Task objective: Collect every line of the records below that contains the word "Grupo".

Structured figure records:
------------------------------------------------------------
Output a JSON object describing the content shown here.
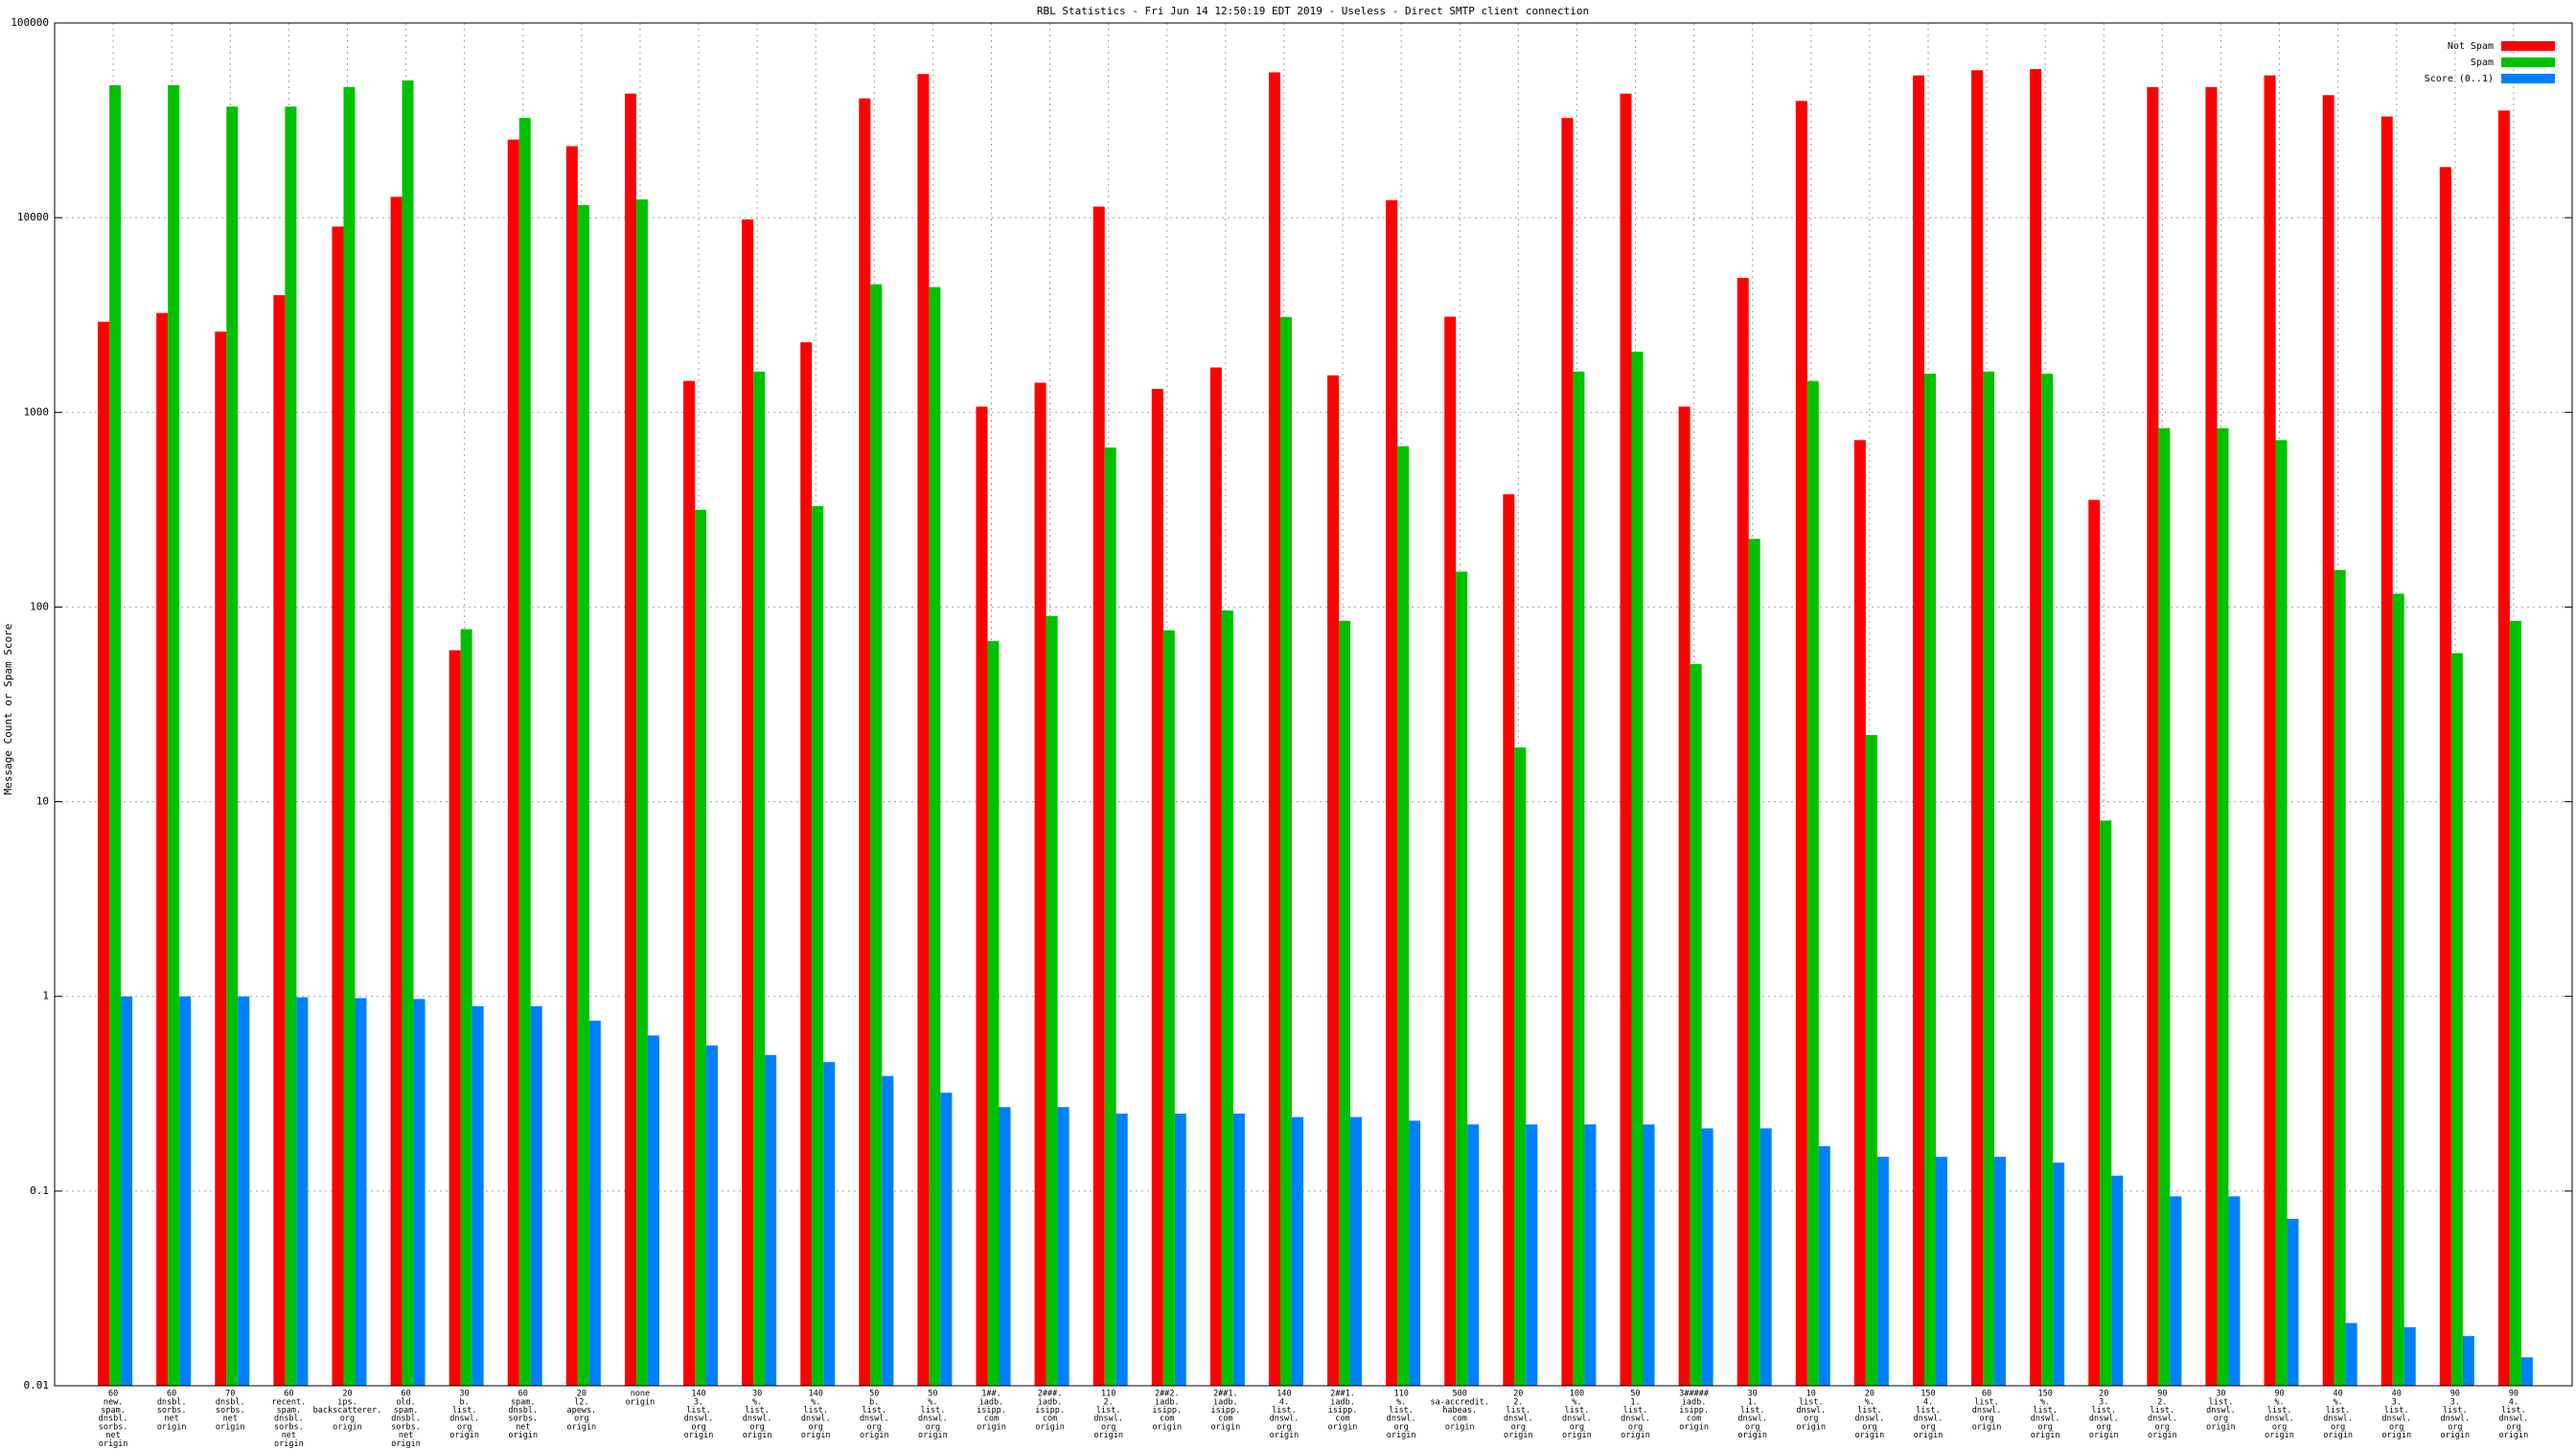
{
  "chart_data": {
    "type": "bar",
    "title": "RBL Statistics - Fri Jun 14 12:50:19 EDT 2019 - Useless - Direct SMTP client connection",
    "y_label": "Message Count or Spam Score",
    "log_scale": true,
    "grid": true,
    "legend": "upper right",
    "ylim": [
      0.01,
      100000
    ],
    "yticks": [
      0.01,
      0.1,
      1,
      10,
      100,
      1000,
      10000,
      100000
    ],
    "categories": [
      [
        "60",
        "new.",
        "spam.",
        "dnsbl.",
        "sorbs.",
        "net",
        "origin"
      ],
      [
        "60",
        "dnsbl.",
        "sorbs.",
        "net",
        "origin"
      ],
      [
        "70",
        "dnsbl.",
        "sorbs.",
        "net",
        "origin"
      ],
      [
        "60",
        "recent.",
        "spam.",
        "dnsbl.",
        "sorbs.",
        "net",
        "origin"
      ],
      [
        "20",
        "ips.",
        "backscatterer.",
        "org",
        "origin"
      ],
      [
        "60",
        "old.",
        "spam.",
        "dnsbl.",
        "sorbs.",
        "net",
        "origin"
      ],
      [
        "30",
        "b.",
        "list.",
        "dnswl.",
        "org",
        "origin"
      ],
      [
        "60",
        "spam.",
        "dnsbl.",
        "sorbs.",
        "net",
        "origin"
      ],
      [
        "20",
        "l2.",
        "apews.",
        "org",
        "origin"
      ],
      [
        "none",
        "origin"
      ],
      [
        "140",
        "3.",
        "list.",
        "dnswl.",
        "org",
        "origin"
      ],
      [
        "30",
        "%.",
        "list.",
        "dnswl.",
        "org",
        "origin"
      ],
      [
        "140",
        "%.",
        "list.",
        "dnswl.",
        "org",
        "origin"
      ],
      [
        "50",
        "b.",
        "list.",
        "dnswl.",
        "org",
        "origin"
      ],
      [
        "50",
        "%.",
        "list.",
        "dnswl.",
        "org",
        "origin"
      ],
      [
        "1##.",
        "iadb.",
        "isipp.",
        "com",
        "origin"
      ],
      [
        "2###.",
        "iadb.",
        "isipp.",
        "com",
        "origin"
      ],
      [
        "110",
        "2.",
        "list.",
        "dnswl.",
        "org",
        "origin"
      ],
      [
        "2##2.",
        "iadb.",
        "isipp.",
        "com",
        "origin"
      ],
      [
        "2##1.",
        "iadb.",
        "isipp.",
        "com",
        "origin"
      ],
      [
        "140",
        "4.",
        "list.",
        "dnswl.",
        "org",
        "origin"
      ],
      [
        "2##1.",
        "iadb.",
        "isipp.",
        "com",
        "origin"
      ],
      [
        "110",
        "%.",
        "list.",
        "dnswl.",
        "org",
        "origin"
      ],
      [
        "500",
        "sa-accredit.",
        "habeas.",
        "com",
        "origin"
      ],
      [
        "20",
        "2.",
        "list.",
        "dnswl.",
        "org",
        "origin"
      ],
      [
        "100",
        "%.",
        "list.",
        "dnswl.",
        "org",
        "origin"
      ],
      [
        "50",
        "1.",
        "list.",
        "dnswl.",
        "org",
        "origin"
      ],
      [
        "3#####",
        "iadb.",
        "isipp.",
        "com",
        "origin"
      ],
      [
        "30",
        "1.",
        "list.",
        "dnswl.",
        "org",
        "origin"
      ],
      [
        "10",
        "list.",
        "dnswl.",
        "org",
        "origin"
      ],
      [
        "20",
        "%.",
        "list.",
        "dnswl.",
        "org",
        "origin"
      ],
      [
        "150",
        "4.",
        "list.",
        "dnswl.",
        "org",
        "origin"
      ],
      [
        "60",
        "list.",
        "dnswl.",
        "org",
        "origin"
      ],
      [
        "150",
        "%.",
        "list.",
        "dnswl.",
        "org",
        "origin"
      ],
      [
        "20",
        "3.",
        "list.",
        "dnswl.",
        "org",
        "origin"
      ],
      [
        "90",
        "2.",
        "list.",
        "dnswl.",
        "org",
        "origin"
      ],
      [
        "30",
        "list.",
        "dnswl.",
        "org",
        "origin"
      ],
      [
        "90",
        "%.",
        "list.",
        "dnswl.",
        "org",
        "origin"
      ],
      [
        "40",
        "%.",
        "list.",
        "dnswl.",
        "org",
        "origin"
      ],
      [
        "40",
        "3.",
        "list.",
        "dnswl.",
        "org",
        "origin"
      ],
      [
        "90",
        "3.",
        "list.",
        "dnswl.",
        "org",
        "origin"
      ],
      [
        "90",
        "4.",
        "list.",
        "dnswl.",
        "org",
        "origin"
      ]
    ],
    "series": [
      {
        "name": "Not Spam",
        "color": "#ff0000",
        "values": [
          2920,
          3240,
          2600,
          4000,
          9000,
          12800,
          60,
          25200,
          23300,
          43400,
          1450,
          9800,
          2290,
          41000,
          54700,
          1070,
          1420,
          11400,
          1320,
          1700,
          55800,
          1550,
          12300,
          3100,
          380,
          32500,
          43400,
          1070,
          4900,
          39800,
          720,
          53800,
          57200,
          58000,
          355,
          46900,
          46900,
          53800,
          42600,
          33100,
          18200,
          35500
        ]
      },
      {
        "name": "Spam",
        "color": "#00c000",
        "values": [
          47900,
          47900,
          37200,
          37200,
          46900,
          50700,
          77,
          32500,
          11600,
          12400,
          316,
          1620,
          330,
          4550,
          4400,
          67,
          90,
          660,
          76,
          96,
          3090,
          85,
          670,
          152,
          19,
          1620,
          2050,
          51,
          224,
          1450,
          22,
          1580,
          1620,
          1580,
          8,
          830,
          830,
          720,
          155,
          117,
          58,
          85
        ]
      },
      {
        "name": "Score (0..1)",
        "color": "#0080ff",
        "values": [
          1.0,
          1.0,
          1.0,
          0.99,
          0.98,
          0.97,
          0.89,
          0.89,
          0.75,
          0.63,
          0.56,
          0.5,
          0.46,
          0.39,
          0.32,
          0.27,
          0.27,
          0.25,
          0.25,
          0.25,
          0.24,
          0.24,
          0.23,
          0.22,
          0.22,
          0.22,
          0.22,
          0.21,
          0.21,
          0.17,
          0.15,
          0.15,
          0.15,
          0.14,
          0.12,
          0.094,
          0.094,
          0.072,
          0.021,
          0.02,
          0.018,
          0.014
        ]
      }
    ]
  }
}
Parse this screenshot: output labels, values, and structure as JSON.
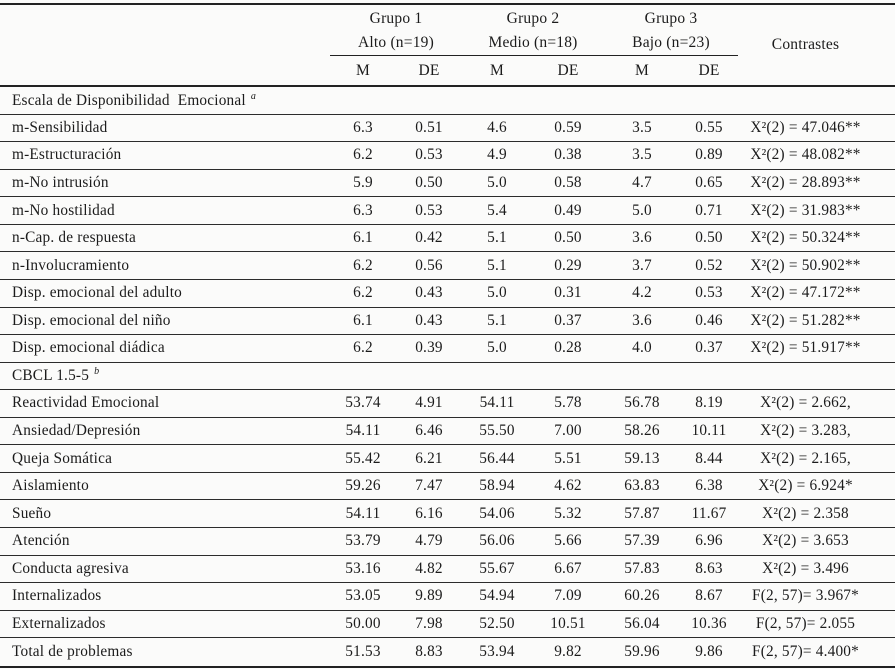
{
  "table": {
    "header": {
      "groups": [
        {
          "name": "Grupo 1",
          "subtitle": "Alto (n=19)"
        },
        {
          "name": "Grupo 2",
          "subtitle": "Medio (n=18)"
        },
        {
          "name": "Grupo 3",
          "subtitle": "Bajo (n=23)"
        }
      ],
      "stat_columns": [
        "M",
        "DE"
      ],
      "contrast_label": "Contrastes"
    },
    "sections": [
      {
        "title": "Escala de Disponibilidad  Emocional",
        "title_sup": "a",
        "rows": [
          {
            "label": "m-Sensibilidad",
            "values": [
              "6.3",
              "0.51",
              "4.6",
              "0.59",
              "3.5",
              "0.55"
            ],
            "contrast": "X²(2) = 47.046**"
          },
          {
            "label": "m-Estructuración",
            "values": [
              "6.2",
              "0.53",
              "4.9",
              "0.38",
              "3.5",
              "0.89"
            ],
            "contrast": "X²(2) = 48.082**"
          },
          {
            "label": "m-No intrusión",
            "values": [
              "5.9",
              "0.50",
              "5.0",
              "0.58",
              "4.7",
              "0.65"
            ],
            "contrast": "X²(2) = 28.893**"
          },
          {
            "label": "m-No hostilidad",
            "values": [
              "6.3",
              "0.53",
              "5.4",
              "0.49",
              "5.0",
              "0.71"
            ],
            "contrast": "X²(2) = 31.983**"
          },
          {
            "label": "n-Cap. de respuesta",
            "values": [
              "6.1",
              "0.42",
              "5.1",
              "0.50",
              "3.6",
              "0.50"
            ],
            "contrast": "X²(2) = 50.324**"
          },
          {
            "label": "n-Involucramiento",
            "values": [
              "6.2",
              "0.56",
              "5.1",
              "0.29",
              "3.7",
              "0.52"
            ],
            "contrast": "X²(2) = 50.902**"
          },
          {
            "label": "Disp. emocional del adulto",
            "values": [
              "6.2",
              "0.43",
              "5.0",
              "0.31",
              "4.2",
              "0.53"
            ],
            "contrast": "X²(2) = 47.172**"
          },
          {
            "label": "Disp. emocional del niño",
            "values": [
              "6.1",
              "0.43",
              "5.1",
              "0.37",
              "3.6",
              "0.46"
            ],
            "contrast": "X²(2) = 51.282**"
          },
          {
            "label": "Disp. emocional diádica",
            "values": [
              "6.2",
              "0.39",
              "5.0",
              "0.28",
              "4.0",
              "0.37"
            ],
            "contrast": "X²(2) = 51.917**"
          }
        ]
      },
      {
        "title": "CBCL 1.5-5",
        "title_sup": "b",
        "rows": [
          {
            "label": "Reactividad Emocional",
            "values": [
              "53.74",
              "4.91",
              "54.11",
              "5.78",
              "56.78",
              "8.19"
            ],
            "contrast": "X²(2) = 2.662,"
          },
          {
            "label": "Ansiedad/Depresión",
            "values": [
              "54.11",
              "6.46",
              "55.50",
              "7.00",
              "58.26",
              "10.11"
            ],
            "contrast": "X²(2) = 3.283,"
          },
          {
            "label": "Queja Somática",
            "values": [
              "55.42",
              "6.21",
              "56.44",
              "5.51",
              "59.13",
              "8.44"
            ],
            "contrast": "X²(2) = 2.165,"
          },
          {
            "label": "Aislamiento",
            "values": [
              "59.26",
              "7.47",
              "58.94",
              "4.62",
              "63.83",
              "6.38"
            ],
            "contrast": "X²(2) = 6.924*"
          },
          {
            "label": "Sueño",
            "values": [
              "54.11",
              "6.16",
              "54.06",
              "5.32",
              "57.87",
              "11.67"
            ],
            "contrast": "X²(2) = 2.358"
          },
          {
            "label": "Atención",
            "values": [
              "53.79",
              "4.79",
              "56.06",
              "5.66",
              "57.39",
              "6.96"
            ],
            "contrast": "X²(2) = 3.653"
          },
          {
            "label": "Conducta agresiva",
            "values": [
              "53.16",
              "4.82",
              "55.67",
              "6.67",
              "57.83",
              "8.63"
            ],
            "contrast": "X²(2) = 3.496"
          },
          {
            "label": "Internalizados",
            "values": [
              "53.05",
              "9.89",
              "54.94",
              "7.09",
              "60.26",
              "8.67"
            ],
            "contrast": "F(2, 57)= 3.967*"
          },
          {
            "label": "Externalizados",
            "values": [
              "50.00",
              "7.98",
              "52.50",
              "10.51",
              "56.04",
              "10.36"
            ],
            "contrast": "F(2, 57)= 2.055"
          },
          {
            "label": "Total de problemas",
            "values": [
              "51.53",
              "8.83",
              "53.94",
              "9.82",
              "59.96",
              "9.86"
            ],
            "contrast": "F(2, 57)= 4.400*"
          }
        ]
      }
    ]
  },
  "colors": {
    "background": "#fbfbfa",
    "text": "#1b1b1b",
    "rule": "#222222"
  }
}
------------------------------------------------------------
Task solution:
          "name": "Grupo 1",
          "name": "Grupo 2",
          "name": "Grupo 3",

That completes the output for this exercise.